Data records:
_ _ _ _ _ _ _
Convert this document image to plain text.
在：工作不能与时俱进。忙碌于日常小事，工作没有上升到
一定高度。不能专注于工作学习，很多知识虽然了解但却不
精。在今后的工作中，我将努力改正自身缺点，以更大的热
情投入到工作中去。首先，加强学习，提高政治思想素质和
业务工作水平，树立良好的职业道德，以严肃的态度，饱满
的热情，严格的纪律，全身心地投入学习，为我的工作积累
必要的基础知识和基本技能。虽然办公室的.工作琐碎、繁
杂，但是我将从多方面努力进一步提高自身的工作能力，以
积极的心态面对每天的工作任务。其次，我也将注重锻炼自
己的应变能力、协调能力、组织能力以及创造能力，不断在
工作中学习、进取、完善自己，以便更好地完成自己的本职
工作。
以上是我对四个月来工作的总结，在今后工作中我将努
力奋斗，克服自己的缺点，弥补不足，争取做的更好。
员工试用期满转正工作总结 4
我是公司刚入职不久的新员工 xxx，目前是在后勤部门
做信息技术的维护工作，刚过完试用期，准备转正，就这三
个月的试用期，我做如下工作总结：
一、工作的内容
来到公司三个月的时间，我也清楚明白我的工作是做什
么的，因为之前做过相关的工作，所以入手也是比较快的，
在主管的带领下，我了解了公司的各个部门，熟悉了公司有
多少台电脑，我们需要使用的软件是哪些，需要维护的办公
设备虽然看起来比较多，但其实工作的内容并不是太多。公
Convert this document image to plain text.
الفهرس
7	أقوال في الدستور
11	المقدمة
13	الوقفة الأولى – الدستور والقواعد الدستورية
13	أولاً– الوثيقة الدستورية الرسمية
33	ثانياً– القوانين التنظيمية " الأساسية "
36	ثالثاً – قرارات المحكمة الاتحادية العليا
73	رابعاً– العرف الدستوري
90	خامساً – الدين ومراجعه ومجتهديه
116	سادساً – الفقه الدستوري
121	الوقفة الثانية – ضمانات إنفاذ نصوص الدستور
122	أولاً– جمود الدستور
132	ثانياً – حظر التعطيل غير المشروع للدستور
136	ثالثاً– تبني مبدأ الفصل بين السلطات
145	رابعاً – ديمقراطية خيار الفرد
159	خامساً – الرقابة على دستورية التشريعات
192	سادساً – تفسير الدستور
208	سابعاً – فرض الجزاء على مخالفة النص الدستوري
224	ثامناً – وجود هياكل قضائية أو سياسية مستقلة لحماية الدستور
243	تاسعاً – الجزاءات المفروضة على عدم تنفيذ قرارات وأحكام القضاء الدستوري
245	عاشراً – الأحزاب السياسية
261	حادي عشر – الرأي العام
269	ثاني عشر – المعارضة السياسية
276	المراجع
_ _ _ _ _ _ _
EXERCISE DETAILS:
Your task is to give the records above again, exactly.

SOLUTION TO THIS EXERCISE:
Convert this document image to plain text.
在：工作不能与时俱进。忙碌于日常小事，工作没有上升到
一定高度。不能专注于工作学习，很多知识虽然了解但却不
精。在今后的工作中，我将努力改正自身缺点，以更大的热
情投入到工作中去。首先，加强学习，提高政治思想素质和
业务工作水平，树立良好的职业道德，以严肃的态度，饱满
的热情，严格的纪律，全身心地投入学习，为我的工作积累
必要的基础知识和基本技能。虽然办公室的.工作琐碎、繁
杂，但是我将从多方面努力进一步提高自身的工作能力，以
积极的心态面对每天的工作任务。其次，我也将注重锻炼自
己的应变能力、协调能力、组织能力以及创造能力，不断在
工作中学习、进取、完善自己，以便更好地完成自己的本职
工作。
以上是我对四个月来工作的总结，在今后工作中我将努
力奋斗，克服自己的缺点，弥补不足，争取做的更好。
员工试用期满转正工作总结 4
我是公司刚入职不久的新员工 xxx，目前是在后勤部门
做信息技术的维护工作，刚过完试用期，准备转正，就这三
个月的试用期，我做如下工作总结：
一、工作的内容
来到公司三个月的时间，我也清楚明白我的工作是做什
么的，因为之前做过相关的工作，所以入手也是比较快的，
在主管的带领下，我了解了公司的各个部门，熟悉了公司有
多少台电脑，我们需要使用的软件是哪些，需要维护的办公
设备虽然看起来比较多，但其实工作的内容并不是太多。公
Convert this document image to plain text.
الفهرس
7	أقوال في الدستور
11	المقدمة
13	الوقفة الأولى – الدستور والقواعد الدستورية
13	أولاً– الوثيقة الدستورية الرسمية
33	ثانياً– القوانين التنظيمية " الأساسية "
36	ثالثاً – قرارات المحكمة الاتحادية العليا
73	رابعاً– العرف الدستوري
90	خامساً – الدين ومراجعه ومجتهديه
116	سادساً – الفقه الدستوري
121	الوقفة الثانية – ضمانات إنفاذ نصوص الدستور
122	أولاً– جمود الدستور
132	ثانياً – حظر التعطيل غير المشروع للدستور
136	ثالثاً– تبني مبدأ الفصل بين السلطات
145	رابعاً – ديمقراطية خيار الفرد
159	خامساً – الرقابة على دستورية التشريعات
192	سادساً – تفسير الدستور
208	سابعاً – فرض الجزاء على مخالفة النص الدستوري
224	ثامناً – وجود هياكل قضائية أو سياسية مستقلة لحماية الدستور
243	تاسعاً – الجزاءات المفروضة على عدم تنفيذ قرارات وأحكام القضاء الدستوري
245	عاشراً – الأحزاب السياسية
261	حادي عشر – الرأي العام
269	ثاني عشر – المعارضة السياسية
276	المراجع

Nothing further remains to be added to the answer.